> **Aim**
Repeat the material below exactly, with no pictures.

Records from a data source
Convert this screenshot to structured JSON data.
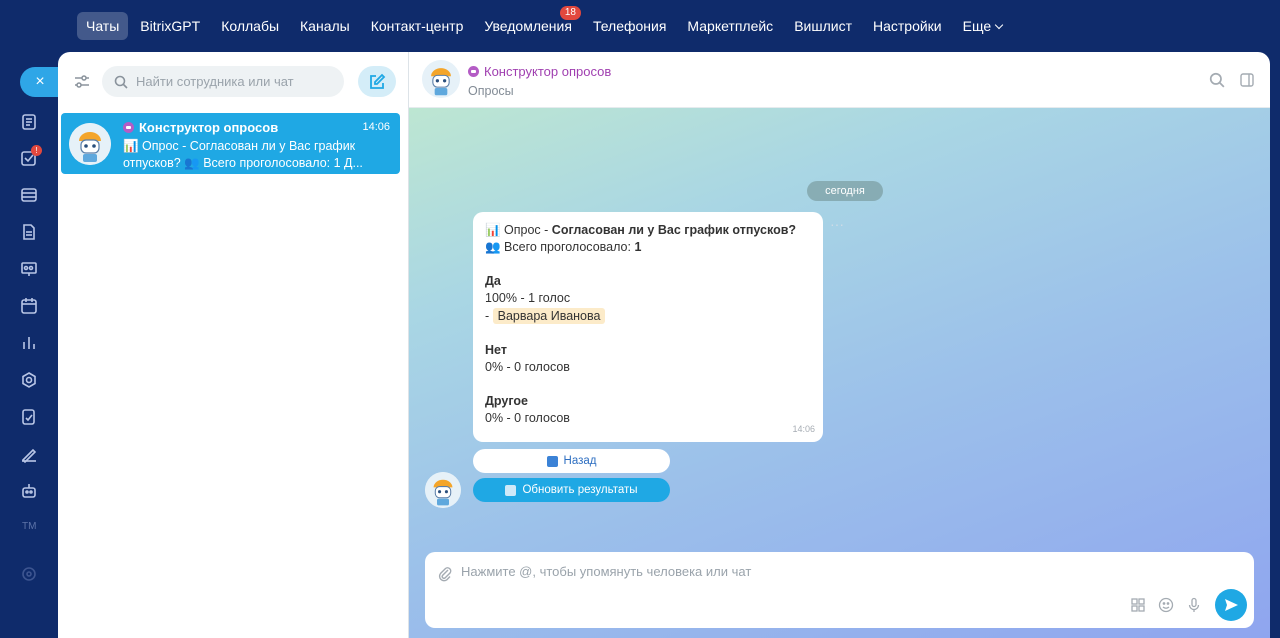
{
  "nav": {
    "items": [
      {
        "label": "Чаты",
        "active": true
      },
      {
        "label": "BitrixGPT"
      },
      {
        "label": "Коллабы"
      },
      {
        "label": "Каналы"
      },
      {
        "label": "Контакт-центр"
      },
      {
        "label": "Уведомления",
        "badge": "18"
      },
      {
        "label": "Телефония"
      },
      {
        "label": "Маркетплейс"
      },
      {
        "label": "Вишлист"
      },
      {
        "label": "Настройки"
      },
      {
        "label": "Еще"
      }
    ]
  },
  "rail": {
    "close_label": "×",
    "tasks_badge": "!",
    "bottom_text": "TM"
  },
  "chat_list": {
    "search_placeholder": "Найти сотрудника или чат",
    "items": [
      {
        "title": "Конструктор опросов",
        "time": "14:06",
        "preview": "📊 Опрос - Согласован ли у Вас график отпусков? 👥 Всего проголосовало: 1 Д..."
      }
    ]
  },
  "header": {
    "title": "Конструктор опросов",
    "subtitle": "Опросы"
  },
  "messages": {
    "date": "сегодня",
    "poll": {
      "line1_prefix": "📊 Опрос - ",
      "question": "Согласован ли у Вас график отпусков?",
      "line2_prefix": "👥 Всего проголосовало: ",
      "total": "1",
      "option1_label": "Да",
      "option1_result": "100% - 1 голос",
      "option1_voter_prefix": "- ",
      "option1_voter": "Варвара Иванова",
      "option2_label": "Нет",
      "option2_result": "0% - 0 голосов",
      "option3_label": "Другое",
      "option3_result": "0% - 0 голосов",
      "time": "14:06"
    },
    "buttons": {
      "back": "Назад",
      "refresh": "Обновить результаты"
    }
  },
  "composer": {
    "placeholder": "Нажмите @, чтобы упомянуть человека или чат"
  },
  "colors": {
    "accent": "#1fa8e4",
    "bot_name": "#a03fb0",
    "nav_bg": "#0f2b6b",
    "badge": "#e2483e"
  }
}
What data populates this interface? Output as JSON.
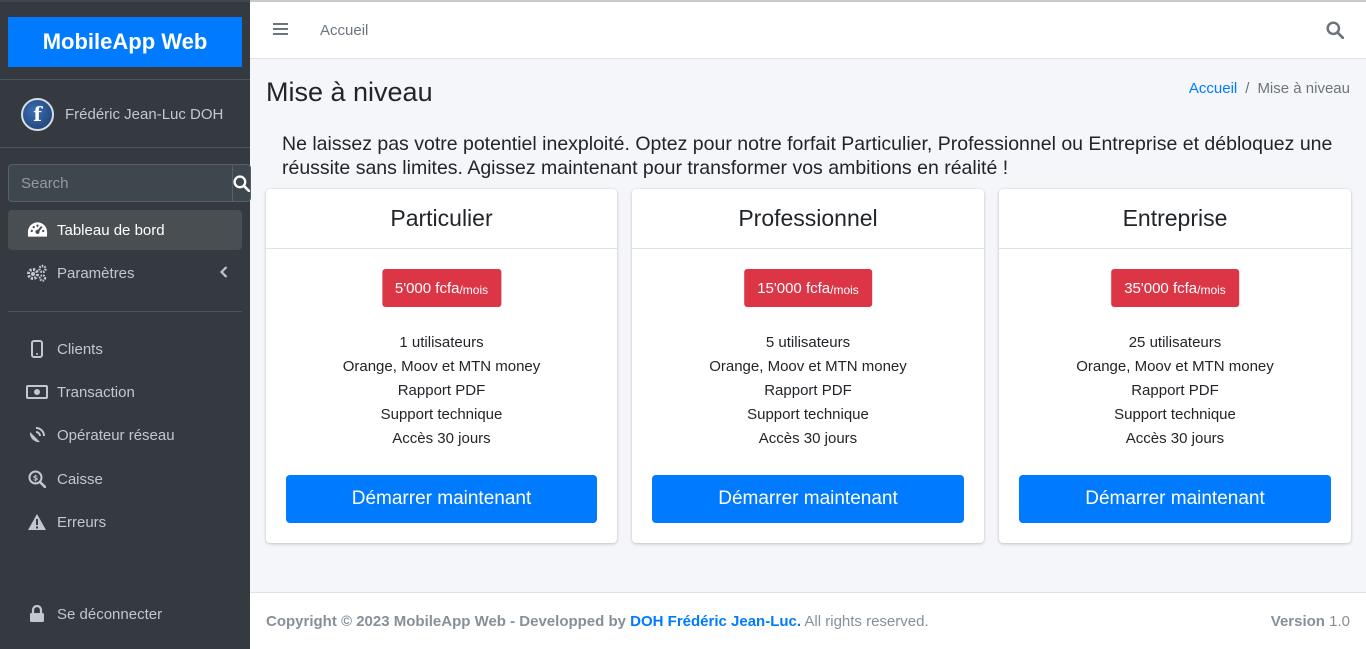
{
  "app": {
    "brand": "MobileApp Web"
  },
  "user": {
    "name": "Frédéric Jean-Luc DOH",
    "avatar_letter": "f"
  },
  "sidebar": {
    "search_placeholder": "Search",
    "items": [
      {
        "label": "Tableau de bord",
        "icon": "tachometer-icon"
      },
      {
        "label": "Paramètres",
        "icon": "cogs-icon"
      },
      {
        "label": "Clients",
        "icon": "mobile-icon"
      },
      {
        "label": "Transaction",
        "icon": "money-bill-icon"
      },
      {
        "label": "Opérateur réseau",
        "icon": "satellite-dish-icon"
      },
      {
        "label": "Caisse",
        "icon": "search-dollar-icon"
      },
      {
        "label": "Erreurs",
        "icon": "warning-icon"
      },
      {
        "label": "Se déconnecter",
        "icon": "lock-icon"
      }
    ]
  },
  "topbar": {
    "home_link": "Accueil"
  },
  "page": {
    "title": "Mise à niveau",
    "breadcrumb": {
      "home": "Accueil",
      "separator": "/",
      "current": "Mise à niveau"
    },
    "intro": "Ne laissez pas votre potentiel inexploité. Optez pour notre forfait Particulier, Professionnel ou Entreprise et débloquez une réussite sans limites. Agissez maintenant pour transformer vos ambitions en réalité !"
  },
  "plans": [
    {
      "name": "Particulier",
      "price": "5'000 fcfa",
      "period": "/mois",
      "features": [
        "1 utilisateurs",
        "Orange, Moov et MTN money",
        "Rapport PDF",
        "Support technique",
        "Accès 30 jours"
      ],
      "cta": "Démarrer maintenant"
    },
    {
      "name": "Professionnel",
      "price": "15'000 fcfa",
      "period": "/mois",
      "features": [
        "5 utilisateurs",
        "Orange, Moov et MTN money",
        "Rapport PDF",
        "Support technique",
        "Accès 30 jours"
      ],
      "cta": "Démarrer maintenant"
    },
    {
      "name": "Entreprise",
      "price": "35'000 fcfa",
      "period": "/mois",
      "features": [
        "25 utilisateurs",
        "Orange, Moov et MTN money",
        "Rapport PDF",
        "Support technique",
        "Accès 30 jours"
      ],
      "cta": "Démarrer maintenant"
    }
  ],
  "footer": {
    "copyright": "Copyright © 2023 MobileApp Web - Developped by",
    "author": "DOH Frédéric Jean-Luc.",
    "rights": "All rights reserved.",
    "version_label": "Version",
    "version": "1.0"
  },
  "colors": {
    "primary": "#007bff",
    "danger": "#dc3545",
    "sidebar": "#343a40"
  }
}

> **Problem solution**
Convert this screenshot to structured JSON data.
{
  "nav": {
    "items": [
      {
        "label": "Чаты",
        "active": true
      },
      {
        "label": "BitrixGPT"
      },
      {
        "label": "Коллабы"
      },
      {
        "label": "Каналы"
      },
      {
        "label": "Контакт-центр"
      },
      {
        "label": "Уведомления",
        "badge": "18"
      },
      {
        "label": "Телефония"
      },
      {
        "label": "Маркетплейс"
      },
      {
        "label": "Вишлист"
      },
      {
        "label": "Настройки"
      },
      {
        "label": "Еще"
      }
    ]
  },
  "rail": {
    "close_label": "×",
    "tasks_badge": "!",
    "bottom_text": "TM"
  },
  "chat_list": {
    "search_placeholder": "Найти сотрудника или чат",
    "items": [
      {
        "title": "Конструктор опросов",
        "time": "14:06",
        "preview": "📊 Опрос - Согласован ли у Вас график отпусков? 👥 Всего проголосовало: 1 Д..."
      }
    ]
  },
  "header": {
    "title": "Конструктор опросов",
    "subtitle": "Опросы"
  },
  "messages": {
    "date": "сегодня",
    "poll": {
      "line1_prefix": "📊 Опрос - ",
      "question": "Согласован ли у Вас график отпусков?",
      "line2_prefix": "👥 Всего проголосовало: ",
      "total": "1",
      "option1_label": "Да",
      "option1_result": "100% - 1 голос",
      "option1_voter_prefix": "- ",
      "option1_voter": "Варвара Иванова",
      "option2_label": "Нет",
      "option2_result": "0% - 0 голосов",
      "option3_label": "Другое",
      "option3_result": "0% - 0 голосов",
      "time": "14:06"
    },
    "buttons": {
      "back": "Назад",
      "refresh": "Обновить результаты"
    }
  },
  "composer": {
    "placeholder": "Нажмите @, чтобы упомянуть человека или чат"
  },
  "colors": {
    "accent": "#1fa8e4",
    "bot_name": "#a03fb0",
    "nav_bg": "#0f2b6b",
    "badge": "#e2483e"
  }
}
What data populates this interface? Output as JSON.
{
  "app": {
    "brand": "MobileApp Web"
  },
  "user": {
    "name": "Frédéric Jean-Luc DOH",
    "avatar_letter": "f"
  },
  "sidebar": {
    "search_placeholder": "Search",
    "items": [
      {
        "label": "Tableau de bord",
        "icon": "tachometer-icon"
      },
      {
        "label": "Paramètres",
        "icon": "cogs-icon"
      },
      {
        "label": "Clients",
        "icon": "mobile-icon"
      },
      {
        "label": "Transaction",
        "icon": "money-bill-icon"
      },
      {
        "label": "Opérateur réseau",
        "icon": "satellite-dish-icon"
      },
      {
        "label": "Caisse",
        "icon": "search-dollar-icon"
      },
      {
        "label": "Erreurs",
        "icon": "warning-icon"
      },
      {
        "label": "Se déconnecter",
        "icon": "lock-icon"
      }
    ]
  },
  "topbar": {
    "home_link": "Accueil"
  },
  "page": {
    "title": "Mise à niveau",
    "breadcrumb": {
      "home": "Accueil",
      "separator": "/",
      "current": "Mise à niveau"
    },
    "intro": "Ne laissez pas votre potentiel inexploité. Optez pour notre forfait Particulier, Professionnel ou Entreprise et débloquez une réussite sans limites. Agissez maintenant pour transformer vos ambitions en réalité !"
  },
  "plans": [
    {
      "name": "Particulier",
      "price": "5'000 fcfa",
      "period": "/mois",
      "features": [
        "1 utilisateurs",
        "Orange, Moov et MTN money",
        "Rapport PDF",
        "Support technique",
        "Accès 30 jours"
      ],
      "cta": "Démarrer maintenant"
    },
    {
      "name": "Professionnel",
      "price": "15'000 fcfa",
      "period": "/mois",
      "features": [
        "5 utilisateurs",
        "Orange, Moov et MTN money",
        "Rapport PDF",
        "Support technique",
        "Accès 30 jours"
      ],
      "cta": "Démarrer maintenant"
    },
    {
      "name": "Entreprise",
      "price": "35'000 fcfa",
      "period": "/mois",
      "features": [
        "25 utilisateurs",
        "Orange, Moov et MTN money",
        "Rapport PDF",
        "Support technique",
        "Accès 30 jours"
      ],
      "cta": "Démarrer maintenant"
    }
  ],
  "footer": {
    "copyright": "Copyright © 2023 MobileApp Web - Developped by",
    "author": "DOH Frédéric Jean-Luc.",
    "rights": "All rights reserved.",
    "version_label": "Version",
    "version": "1.0"
  },
  "colors": {
    "primary": "#007bff",
    "danger": "#dc3545",
    "sidebar": "#343a40"
  }
}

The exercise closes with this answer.